Copy each line below in which the string "name" occurs.
#### Supplied information
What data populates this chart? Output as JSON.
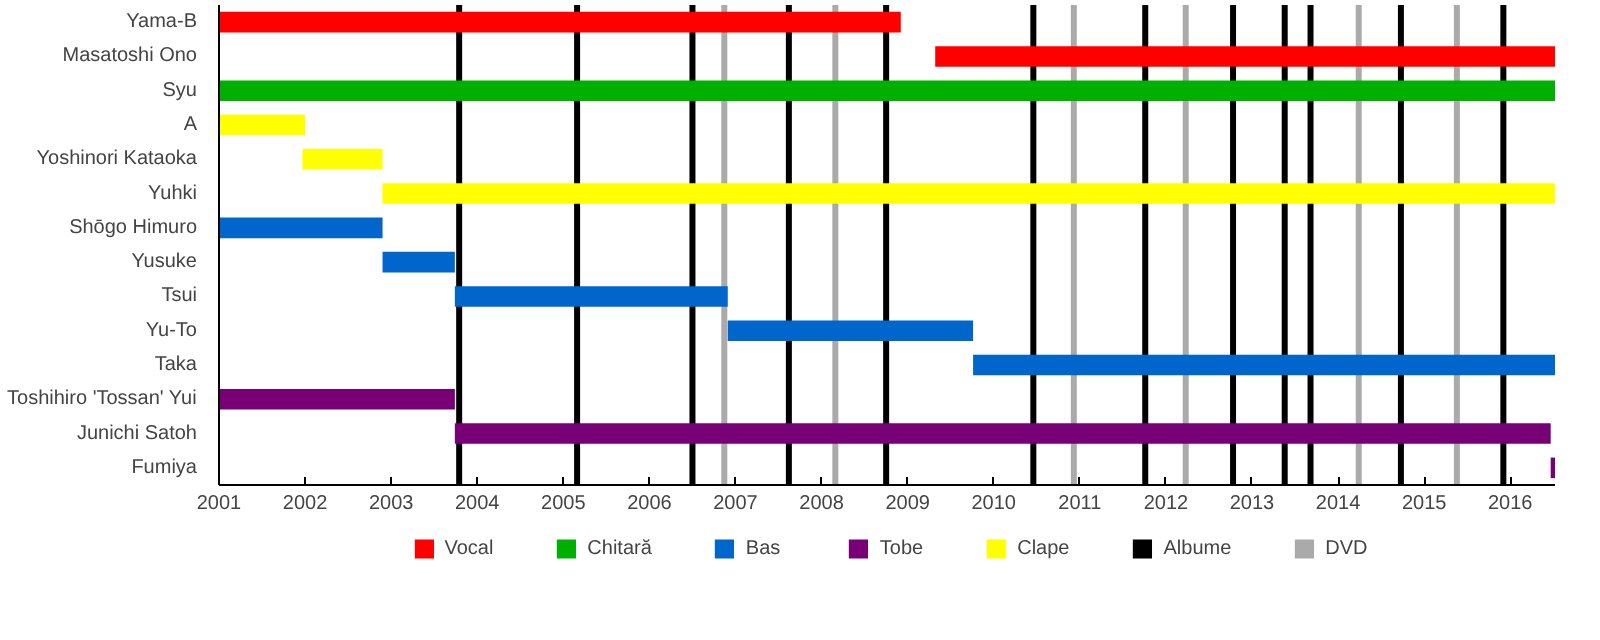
{
  "chart_data": {
    "type": "bar",
    "orientation": "horizontal",
    "categories": [
      "Yama-B",
      "Masatoshi Ono",
      "Syu",
      "A",
      "Yoshinori Kataoka",
      "Yuhki",
      "Shōgo Himuro",
      "Yusuke",
      "Tsui",
      "Yu-To",
      "Taka",
      "Toshihiro 'Tossan' Yui",
      "Junichi Satoh",
      "Fumiya"
    ],
    "series": [
      {
        "name": "Vocal",
        "color": "#ff0000",
        "base": [
          2001,
          2009.32,
          null,
          null,
          null,
          null,
          null,
          null,
          null,
          null,
          null,
          null,
          null,
          null
        ],
        "values": [
          7.92,
          7.2,
          null,
          null,
          null,
          null,
          null,
          null,
          null,
          null,
          null,
          null,
          null,
          null
        ]
      },
      {
        "name": "Chitară",
        "color": "#00b000",
        "base": [
          null,
          null,
          2001,
          null,
          null,
          null,
          null,
          null,
          null,
          null,
          null,
          null,
          null,
          null
        ],
        "values": [
          null,
          null,
          15.52,
          null,
          null,
          null,
          null,
          null,
          null,
          null,
          null,
          null,
          null,
          null
        ]
      },
      {
        "name": "Bas",
        "color": "#0066cc",
        "base": [
          null,
          null,
          null,
          null,
          null,
          null,
          2001,
          2002.9,
          2003.74,
          2006.91,
          2009.76,
          null,
          null,
          null
        ],
        "values": [
          null,
          null,
          null,
          null,
          null,
          null,
          1.9,
          0.84,
          3.17,
          2.85,
          6.76,
          null,
          null,
          null
        ]
      },
      {
        "name": "Tobe",
        "color": "#770077",
        "base": [
          null,
          null,
          null,
          null,
          null,
          null,
          null,
          null,
          null,
          null,
          null,
          2001,
          2003.74,
          2016.47
        ],
        "values": [
          null,
          null,
          null,
          null,
          null,
          null,
          null,
          null,
          null,
          null,
          null,
          2.74,
          12.73,
          0.05
        ]
      },
      {
        "name": "Clape",
        "color": "#ffff00",
        "base": [
          null,
          null,
          null,
          2001,
          2001.97,
          2002.9,
          null,
          null,
          null,
          null,
          null,
          null,
          null,
          null
        ],
        "values": [
          null,
          null,
          null,
          1.0,
          0.93,
          13.62,
          null,
          null,
          null,
          null,
          null,
          null,
          null,
          null
        ]
      }
    ],
    "ref_lines": [
      {
        "axis": "x",
        "value": 2003.79,
        "label": "Albume",
        "color": "#000000"
      },
      {
        "axis": "x",
        "value": 2005.16,
        "label": null,
        "color": "#000000"
      },
      {
        "axis": "x",
        "value": 2006.5,
        "label": null,
        "color": "#000000"
      },
      {
        "axis": "x",
        "value": 2007.62,
        "label": null,
        "color": "#000000"
      },
      {
        "axis": "x",
        "value": 2008.75,
        "label": null,
        "color": "#000000"
      },
      {
        "axis": "x",
        "value": 2010.46,
        "label": null,
        "color": "#000000"
      },
      {
        "axis": "x",
        "value": 2011.76,
        "label": null,
        "color": "#000000"
      },
      {
        "axis": "x",
        "value": 2012.78,
        "label": null,
        "color": "#000000"
      },
      {
        "axis": "x",
        "value": 2013.38,
        "label": null,
        "color": "#000000"
      },
      {
        "axis": "x",
        "value": 2013.68,
        "label": null,
        "color": "#000000"
      },
      {
        "axis": "x",
        "value": 2014.73,
        "label": null,
        "color": "#000000"
      },
      {
        "axis": "x",
        "value": 2015.92,
        "label": null,
        "color": "#000000"
      },
      {
        "axis": "x",
        "value": 2006.87,
        "label": "DVD",
        "color": "#aaaaaa"
      },
      {
        "axis": "x",
        "value": 2008.16,
        "label": null,
        "color": "#aaaaaa"
      },
      {
        "axis": "x",
        "value": 2010.93,
        "label": null,
        "color": "#aaaaaa"
      },
      {
        "axis": "x",
        "value": 2012.23,
        "label": null,
        "color": "#aaaaaa"
      },
      {
        "axis": "x",
        "value": 2014.24,
        "label": null,
        "color": "#aaaaaa"
      },
      {
        "axis": "x",
        "value": 2015.38,
        "label": null,
        "color": "#aaaaaa"
      }
    ],
    "xlim": [
      2001,
      2016.52
    ],
    "xticks": [
      2001,
      2002,
      2003,
      2004,
      2005,
      2006,
      2007,
      2008,
      2009,
      2010,
      2011,
      2012,
      2013,
      2014,
      2015,
      2016
    ],
    "grid": false,
    "legend": "bottom"
  }
}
########
- _Written solution_
        "name": "Vocal",
        "name": "Chitară",
        "name": "Bas",
        "name": "Tobe",
        "name": "Clape",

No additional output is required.